▶ [Stored data]:
++++++

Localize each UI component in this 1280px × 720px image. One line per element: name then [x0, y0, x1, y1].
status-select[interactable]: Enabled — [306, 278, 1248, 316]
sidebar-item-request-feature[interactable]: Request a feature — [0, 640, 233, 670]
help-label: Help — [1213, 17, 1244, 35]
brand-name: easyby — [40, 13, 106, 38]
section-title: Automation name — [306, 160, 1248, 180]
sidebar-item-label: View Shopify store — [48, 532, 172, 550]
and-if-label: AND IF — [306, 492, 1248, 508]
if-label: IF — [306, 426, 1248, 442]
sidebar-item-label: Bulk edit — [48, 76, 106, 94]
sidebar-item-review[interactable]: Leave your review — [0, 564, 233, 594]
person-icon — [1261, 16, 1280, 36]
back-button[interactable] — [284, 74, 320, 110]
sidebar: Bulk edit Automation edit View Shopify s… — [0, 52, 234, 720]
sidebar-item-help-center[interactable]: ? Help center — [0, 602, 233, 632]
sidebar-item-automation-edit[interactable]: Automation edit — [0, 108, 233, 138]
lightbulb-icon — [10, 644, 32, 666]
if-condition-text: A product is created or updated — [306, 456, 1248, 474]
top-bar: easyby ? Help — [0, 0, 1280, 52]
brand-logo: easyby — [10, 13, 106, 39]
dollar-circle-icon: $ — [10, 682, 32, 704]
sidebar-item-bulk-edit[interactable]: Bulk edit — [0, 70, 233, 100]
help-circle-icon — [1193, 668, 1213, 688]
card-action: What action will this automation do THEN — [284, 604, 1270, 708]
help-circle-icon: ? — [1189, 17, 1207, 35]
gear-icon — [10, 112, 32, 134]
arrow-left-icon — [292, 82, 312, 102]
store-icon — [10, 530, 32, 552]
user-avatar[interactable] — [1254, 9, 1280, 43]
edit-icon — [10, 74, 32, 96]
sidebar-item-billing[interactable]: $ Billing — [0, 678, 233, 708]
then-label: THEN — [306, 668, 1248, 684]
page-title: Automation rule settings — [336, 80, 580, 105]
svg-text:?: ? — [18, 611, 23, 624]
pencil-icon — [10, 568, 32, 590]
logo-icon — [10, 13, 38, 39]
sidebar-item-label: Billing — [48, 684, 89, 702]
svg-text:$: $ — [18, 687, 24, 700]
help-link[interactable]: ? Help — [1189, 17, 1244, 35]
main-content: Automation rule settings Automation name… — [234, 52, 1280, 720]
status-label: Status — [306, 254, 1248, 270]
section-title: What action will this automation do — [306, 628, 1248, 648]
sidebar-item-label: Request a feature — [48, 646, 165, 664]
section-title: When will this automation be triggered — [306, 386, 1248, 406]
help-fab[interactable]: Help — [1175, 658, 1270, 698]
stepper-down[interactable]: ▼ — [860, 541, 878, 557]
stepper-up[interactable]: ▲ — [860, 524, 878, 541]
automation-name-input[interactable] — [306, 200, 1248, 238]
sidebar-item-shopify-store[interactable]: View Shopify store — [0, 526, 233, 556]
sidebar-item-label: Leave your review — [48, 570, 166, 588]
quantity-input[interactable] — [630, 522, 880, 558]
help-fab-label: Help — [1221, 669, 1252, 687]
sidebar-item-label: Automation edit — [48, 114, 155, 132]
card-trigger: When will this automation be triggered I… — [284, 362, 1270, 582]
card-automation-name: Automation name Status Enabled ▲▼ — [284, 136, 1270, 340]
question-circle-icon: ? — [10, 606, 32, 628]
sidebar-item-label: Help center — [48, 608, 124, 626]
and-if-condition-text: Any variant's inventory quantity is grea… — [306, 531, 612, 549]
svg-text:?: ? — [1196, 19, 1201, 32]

++++++

▶ [Problem statement]:
Please reproduce all of the material above line for line, without changing a single character.

▶ [In response]:
Localize each UI component in this 1280px × 720px image. One line per element: name then [x0, y0, x1, y1].
status-select[interactable]: Enabled — [306, 278, 1248, 316]
sidebar-item-request-feature[interactable]: Request a feature — [0, 640, 233, 670]
help-label: Help — [1213, 17, 1244, 35]
brand-name: easyby — [40, 13, 106, 38]
section-title: Automation name — [306, 160, 1248, 180]
sidebar-item-label: View Shopify store — [48, 532, 172, 550]
and-if-label: AND IF — [306, 492, 1248, 508]
if-label: IF — [306, 426, 1248, 442]
sidebar-item-label: Bulk edit — [48, 76, 106, 94]
sidebar-item-review[interactable]: Leave your review — [0, 564, 233, 594]
person-icon — [1261, 16, 1280, 36]
back-button[interactable] — [284, 74, 320, 110]
sidebar: Bulk edit Automation edit View Shopify s… — [0, 52, 234, 720]
sidebar-item-help-center[interactable]: ? Help center — [0, 602, 233, 632]
sidebar-item-automation-edit[interactable]: Automation edit — [0, 108, 233, 138]
lightbulb-icon — [10, 644, 32, 666]
if-condition-text: A product is created or updated — [306, 456, 1248, 474]
top-bar: easyby ? Help — [0, 0, 1280, 52]
brand-logo: easyby — [10, 13, 106, 39]
dollar-circle-icon: $ — [10, 682, 32, 704]
sidebar-item-bulk-edit[interactable]: Bulk edit — [0, 70, 233, 100]
help-circle-icon — [1193, 668, 1213, 688]
card-action: What action will this automation do THEN — [284, 604, 1270, 708]
help-circle-icon: ? — [1189, 17, 1207, 35]
gear-icon — [10, 112, 32, 134]
arrow-left-icon — [292, 82, 312, 102]
store-icon — [10, 530, 32, 552]
user-avatar[interactable] — [1254, 9, 1280, 43]
edit-icon — [10, 74, 32, 96]
sidebar-item-billing[interactable]: $ Billing — [0, 678, 233, 708]
then-label: THEN — [306, 668, 1248, 684]
page-title: Automation rule settings — [336, 80, 580, 105]
svg-text:?: ? — [18, 611, 23, 624]
pencil-icon — [10, 568, 32, 590]
logo-icon — [10, 13, 38, 39]
sidebar-item-label: Billing — [48, 684, 89, 702]
svg-text:$: $ — [18, 687, 24, 700]
help-link[interactable]: ? Help — [1189, 17, 1244, 35]
main-content: Automation rule settings Automation name… — [234, 52, 1280, 720]
status-label: Status — [306, 254, 1248, 270]
section-title: What action will this automation do — [306, 628, 1248, 648]
sidebar-item-label: Request a feature — [48, 646, 165, 664]
section-title: When will this automation be triggered — [306, 386, 1248, 406]
help-fab[interactable]: Help — [1175, 658, 1270, 698]
stepper-down[interactable]: ▼ — [860, 541, 878, 557]
stepper-up[interactable]: ▲ — [860, 524, 878, 541]
automation-name-input[interactable] — [306, 200, 1248, 238]
sidebar-item-shopify-store[interactable]: View Shopify store — [0, 526, 233, 556]
sidebar-item-label: Leave your review — [48, 570, 166, 588]
quantity-input[interactable] — [630, 522, 880, 558]
help-fab-label: Help — [1221, 669, 1252, 687]
sidebar-item-label: Automation edit — [48, 114, 155, 132]
card-trigger: When will this automation be triggered I… — [284, 362, 1270, 582]
card-automation-name: Automation name Status Enabled ▲▼ — [284, 136, 1270, 340]
question-circle-icon: ? — [10, 606, 32, 628]
sidebar-item-label: Help center — [48, 608, 124, 626]
and-if-condition-text: Any variant's inventory quantity is grea… — [306, 531, 612, 549]
svg-text:?: ? — [1196, 19, 1201, 32]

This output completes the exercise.